▸ **Given exercise 1**
Decide whether each statement below agrees with the passage on writing Regency romances. Answer yes or no for (a) a character named in the passage has a younger brother who joins the army to prove himself, (b) the writer deliberately plans to put serious issues into the stories, and (c) Nell is trying to escape a bullying father, quoting the exact words of the passage that decide each one.
▸ **Given exercise 2**
Carry the passage on writing Regency romances forward from its final sentence.

▸ **Document**
I long ago decided that writing what you know isn’t the best way to begin a writing career. Sometimes writing what you know, what you feel deeply, can stifle your voice much more successfully than flights of pure fantasy. Sometimes you have to work up to it. You don’t approach a scared animal by gallumphning up to it, hand outstretched. Often you have to sit nearby, back turned for quite a while before you can even consider getting close, let alone making contact. But what we know is always there. Even writing Regency romances (how much more flight of fancy can one get short of adding magic?) I never stray that far from what I am, good and bad. In fact, by writing what some would considered light hearted romance stories, I find I am connecting more deeply with issues that matter to me than when I tried to write them as they are. I don’t even mean to put them in there – it isn’t a conscious agenda (I’m a thorough pantser, I’m afraid), I just suddenly find them there, whole and working away and that is that.

In my latest book Lord Hunter’s Cinderella Heiress I touch upon issues that affected people I care and cared for very deeply – suicide and survivor’s guilt, PTSD, and bullying. They don’t take over the story but they are there and from some of the reviews coming I am relieved to hear they have enriched the characters and the romance. In the book Hunter’s younger brother, a sensitive boy who joins the army to prove himself, is captured and maimed and never succeeds in recovering either physically or mentally. Despite Hunter’s efforts he commits suicide, locking Hunter into guilt and remorse and inadvertently connecting Hunter’s life with that of Nell who is trying to escape a bullying aunt and indifferent father. Nell finds her personal redemption by giving love, to horses and to the schoolchildren she teaches. Hunter finds his in helping war veterans avoid the path his brother took and in otherwise indulge in a care for nobody rakish lifestyle.

▸ **Dataset excerpts**
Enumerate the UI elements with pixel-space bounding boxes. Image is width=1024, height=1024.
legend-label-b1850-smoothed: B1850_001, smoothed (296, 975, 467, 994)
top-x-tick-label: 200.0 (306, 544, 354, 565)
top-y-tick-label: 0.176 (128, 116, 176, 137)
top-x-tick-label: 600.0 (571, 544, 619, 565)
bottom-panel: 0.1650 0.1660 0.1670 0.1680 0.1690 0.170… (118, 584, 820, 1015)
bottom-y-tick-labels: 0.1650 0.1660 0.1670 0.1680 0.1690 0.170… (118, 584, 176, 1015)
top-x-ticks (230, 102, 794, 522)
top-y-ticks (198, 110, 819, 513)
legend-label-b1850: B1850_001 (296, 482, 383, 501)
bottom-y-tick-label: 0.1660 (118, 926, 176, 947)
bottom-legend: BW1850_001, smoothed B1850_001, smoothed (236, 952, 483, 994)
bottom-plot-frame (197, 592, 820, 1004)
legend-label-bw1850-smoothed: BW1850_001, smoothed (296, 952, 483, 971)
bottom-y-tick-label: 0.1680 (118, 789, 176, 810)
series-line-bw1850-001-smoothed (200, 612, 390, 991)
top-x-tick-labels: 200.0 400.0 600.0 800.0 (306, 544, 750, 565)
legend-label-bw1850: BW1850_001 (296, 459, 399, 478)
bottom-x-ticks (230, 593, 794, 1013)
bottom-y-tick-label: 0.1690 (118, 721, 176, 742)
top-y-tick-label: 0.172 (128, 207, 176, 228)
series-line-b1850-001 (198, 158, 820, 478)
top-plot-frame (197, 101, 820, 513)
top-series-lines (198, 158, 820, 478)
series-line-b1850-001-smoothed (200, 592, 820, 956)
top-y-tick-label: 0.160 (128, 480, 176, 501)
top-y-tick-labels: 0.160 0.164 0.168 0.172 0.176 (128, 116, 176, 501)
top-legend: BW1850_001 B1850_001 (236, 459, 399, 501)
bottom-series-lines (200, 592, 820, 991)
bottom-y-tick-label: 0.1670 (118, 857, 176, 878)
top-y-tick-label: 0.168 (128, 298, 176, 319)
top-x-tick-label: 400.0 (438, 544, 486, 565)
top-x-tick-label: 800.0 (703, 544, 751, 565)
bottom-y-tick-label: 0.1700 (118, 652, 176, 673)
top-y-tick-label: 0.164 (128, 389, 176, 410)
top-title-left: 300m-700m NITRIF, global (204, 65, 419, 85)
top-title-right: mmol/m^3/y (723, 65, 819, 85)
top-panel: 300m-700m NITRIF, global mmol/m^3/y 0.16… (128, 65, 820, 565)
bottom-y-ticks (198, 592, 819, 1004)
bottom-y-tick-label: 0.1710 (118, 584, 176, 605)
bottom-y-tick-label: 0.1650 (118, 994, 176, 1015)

▸ **Result 1**
(a) Yes: "a sensitive boy who joins the army to prove himself"
(b) No: "it isn’t a conscious agenda"
(c) No: "trying to escape a bullying aunt and indifferent father"

▸ **Result 2**
I was once told that ‘whatever doesn’t kill you makes you stronger.’ I don’t believe in that. I think we could probably do without a great many of the knocks life deals us. But I do believe that dealing with those knocks, and in particular knowing how to seek help and depending on others to see us, support us, and even to know when to stand back do make us stronger. That is why I love writing about people going on these difficult journeys.

So, writing about what hurts you can be very romantic because if love can grow on such rocky ground, it is love worth nurturing.